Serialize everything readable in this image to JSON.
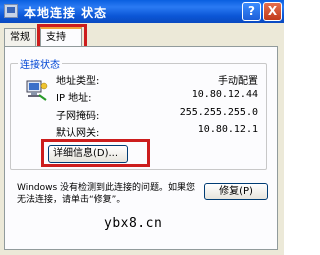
{
  "window": {
    "title": "本地连接 状态",
    "help_glyph": "?",
    "close_glyph": "X"
  },
  "tabs": [
    {
      "label": "常规"
    },
    {
      "label": "支持"
    }
  ],
  "connection_status": {
    "group_label": "连接状态",
    "rows": [
      {
        "label": "地址类型:",
        "value": "手动配置"
      },
      {
        "label": "IP 地址:",
        "value": "10.80.12.44"
      },
      {
        "label": "子网掩码:",
        "value": "255.255.255.0"
      },
      {
        "label": "默认网关:",
        "value": "10.80.12.1"
      }
    ],
    "details_button": "详细信息(D)..."
  },
  "message": "Windows 没有检测到此连接的问题。如果您无法连接，请单击“修复”。",
  "repair_button": "修复(P)",
  "watermark": "ybx8.cn",
  "colors": {
    "titlebar": "#0a5fe0",
    "highlight": "#cc1d1d",
    "group_label": "#0046d5"
  }
}
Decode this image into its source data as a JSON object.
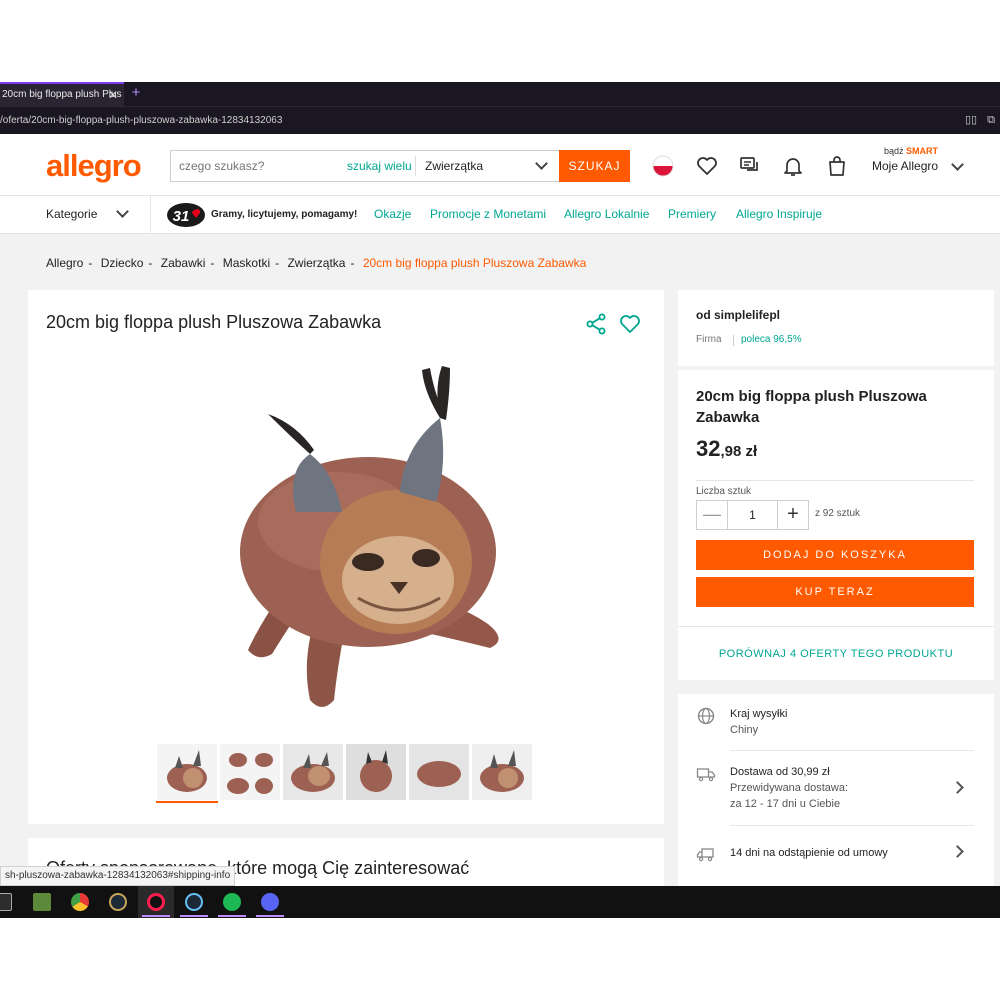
{
  "browser": {
    "tab_title": "20cm big floppa plush Plus",
    "url": "/oferta/20cm-big-floppa-plush-pluszowa-zabawka-12834132063",
    "status_url": "sh-pluszowa-zabawka-12834132063#shipping-info"
  },
  "header": {
    "logo": "allegro",
    "search_placeholder": "czego szukasz?",
    "search_many": "szukaj wielu",
    "search_category": "Zwierzątka",
    "search_button": "SZUKAJ",
    "smart_prefix": "bądź",
    "smart_label": "SMART",
    "account": "Moje Allegro"
  },
  "nav": {
    "categories": "Kategorie",
    "wosp_number": "31",
    "promo_text": "Gramy, licytujemy, pomagamy!",
    "links": [
      "Okazje",
      "Promocje z Monetami",
      "Allegro Lokalnie",
      "Premiery",
      "Allegro Inspiruje"
    ]
  },
  "breadcrumbs": [
    "Allegro",
    "Dziecko",
    "Zabawki",
    "Maskotki",
    "Zwierzątka"
  ],
  "breadcrumb_current": "20cm big floppa plush Pluszowa Zabawka",
  "product": {
    "title": "20cm big floppa plush Pluszowa Zabawka",
    "thumbnail_count": 6,
    "active_thumbnail": 1
  },
  "seller": {
    "name": "od simplelifepl",
    "type": "Firma",
    "recommend": "poleca 96,5%"
  },
  "buybox": {
    "title": "20cm big floppa plush Pluszowa Zabawka",
    "price_main": "32",
    "price_decimal": ",98 zł",
    "qty_label": "Liczba sztuk",
    "qty_value": "1",
    "qty_of": "z 92 sztuk",
    "add_to_cart": "DODAJ DO KOSZYKA",
    "buy_now": "KUP TERAZ",
    "compare": "PORÓWNAJ 4 OFERTY TEGO PRODUKTU"
  },
  "shipping": {
    "country_label": "Kraj wysyłki",
    "country": "Chiny",
    "delivery_title": "Dostawa od 30,99 zł",
    "delivery_expected": "Przewidywana dostawa:",
    "delivery_when": "za 12 - 17 dni u Ciebie",
    "returns": "14 dni na odstąpienie od umowy"
  },
  "sponsored_heading": "Oferty sponsorowane, które mogą Cię zainteresować",
  "colors": {
    "brand": "#ff5a00",
    "link": "#00a790"
  },
  "taskbar_icons": [
    "epic-games-icon",
    "minecraft-icon",
    "chrome-icon",
    "league-of-legends-icon",
    "opera-gx-icon",
    "steam-icon",
    "spotify-icon",
    "discord-icon"
  ]
}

• • • • • • •

**Your instructions**: Collect every line above that contains the word "shipping".

**Exercise answer**:
    "status_url": "sh-pluszowa-zabawka-12834132063#shipping-info"
  "shipping": {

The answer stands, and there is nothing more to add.